TEXTAUSZUG –
▼▼▼
Ein Schumann aus Weimar – Lise Klahn, Stephan Katte, Thomas Stimmel

Eine Weimarer CD. Liese Klahn hatte von 2002 bis 2018 als Festivalleiterin der Klassik-Stiftung Weimar ihren Lebensmittelpunkt an der Ilm; dort lebt und arbeitet auch der Naturhornist und Instrumentenbauer Stephan Katte. Zwei Musiker, deren faktische Prominenz nicht im entferntesten an die beeindruckende Qualität und Ausstrahlung ihrer Arbeit ­heranragt, was wiederum dem gegenwärtigen dessen entspricht, was sich hierzulande mit dem Begriff »Klassik« schmückt.

Klahn ist Inspiratorin und tragende Solistin einer neuen Schumann-CD, Katte einer der drei Solisten. Er sei, so das Booklet, einer »der gefragtesten Naturhornspieler«, eine magere Auskunft. Denn Kattes atmend lebendige Spielweise, seine unverdorbene, unpolierte, zugleich hochvirtuose Musikalität sind einzigartig, die Kraft seiner Lippen meistert noch weiteste Intervallsprünge, höchste Lagen organisch. Einer Einleitung ähnelnd, singt sich das in der Mitte der CD platzierte Adagio für Horn und Klavier op. 70 von 1848 auf das zugehörige Allegro hin aus. Das romantische Subjekt, danach schmeckt das Ganze, will statt Distanz und Übersicht Einfühlung, statt Lösung ist ihr nach Auflösung.

Für die neue CD haben sich Klahn und Katte mit dem Bassisten Thomas Stimmel zusammengetan. Liese Klahn entfesselt im einleitenden »Lust und Sturmnacht« fortissimokrachend einen Klaviersturm aus Dissonanz und einer Sorte Wut, die weit über die da komponierten Biedermeierverse Justinus Kerners hinausgehen. Stimmels Bass erzählt, unangestrengt textverständlich und besonders in der Tiefe stimmschön und zurückhaltend treffsicher timbriert, worum es geht. Liese Klahn begleitet nicht demonstrativ und apodiktisch, sie bietet kostbar Offenes an, gibt dem neugierigen Ohr eine Chance.
▲▲▲
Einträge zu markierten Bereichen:
▼▼▼
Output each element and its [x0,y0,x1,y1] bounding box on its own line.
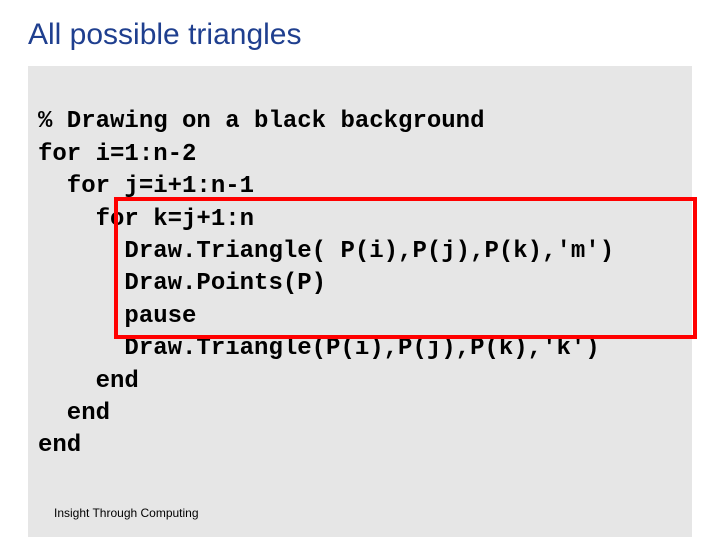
code-line: pause [38,303,196,330]
code-line: end [38,400,110,427]
slide-content: All possible triangles % Drawing on a bl… [0,0,720,537]
code-block: % Drawing on a black background for i=1:… [28,66,692,537]
code-line: Draw.Triangle( P(i),P(j),P(k),'m') [38,238,614,265]
code-line: for k=j+1:n [38,206,254,233]
code-line: Draw.Triangle(P(i),P(j),P(k),'k') [38,335,600,362]
code-line: Draw.Points(P) [38,270,326,297]
code-line: end [38,432,81,459]
code-line: % Drawing on a black background [38,108,484,135]
code-line: end [38,368,139,395]
page-title: All possible triangles [28,18,692,52]
code-line: for j=i+1:n-1 [38,173,254,200]
code-line: for i=1:n-2 [38,141,196,168]
footer-text: Insight Through Computing [54,506,199,520]
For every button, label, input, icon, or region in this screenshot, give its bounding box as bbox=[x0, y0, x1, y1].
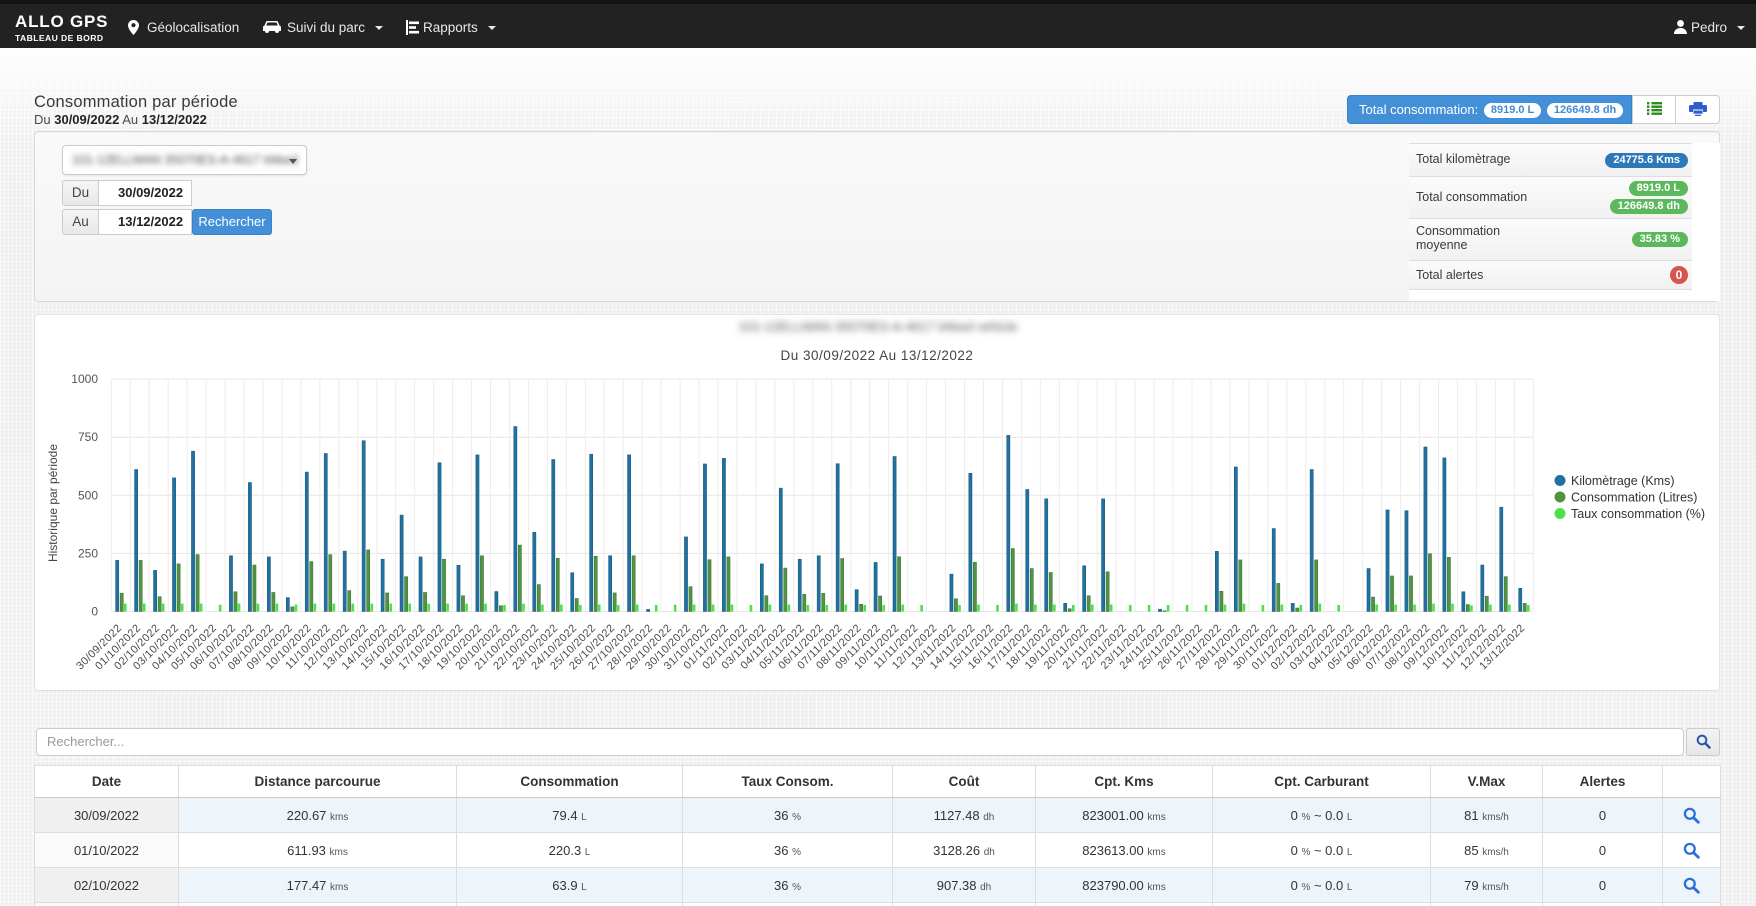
svg-text:750: 750 bbox=[78, 430, 98, 444]
svg-text:Historique par période: Historique par période bbox=[46, 444, 60, 562]
svg-text:Taux consommation (%): Taux consommation (%) bbox=[1571, 507, 1705, 521]
svg-text:0: 0 bbox=[91, 605, 98, 619]
svg-text:1000: 1000 bbox=[71, 372, 98, 386]
svg-text:Kilomètrage (Kms): Kilomètrage (Kms) bbox=[1571, 474, 1675, 488]
svg-text:250: 250 bbox=[78, 546, 98, 560]
svg-text:Consommation (Litres): Consommation (Litres) bbox=[1571, 491, 1697, 505]
svg-text:500: 500 bbox=[78, 488, 98, 502]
▲▲▲
Welche Opuszahl hat laut dem Text über die Schumann-CD das Adagio für Horn und Klavier, und aus welchem Jahr stammt es?

ERGEBNIS –
Op. 70, aus dem Jahr 1848.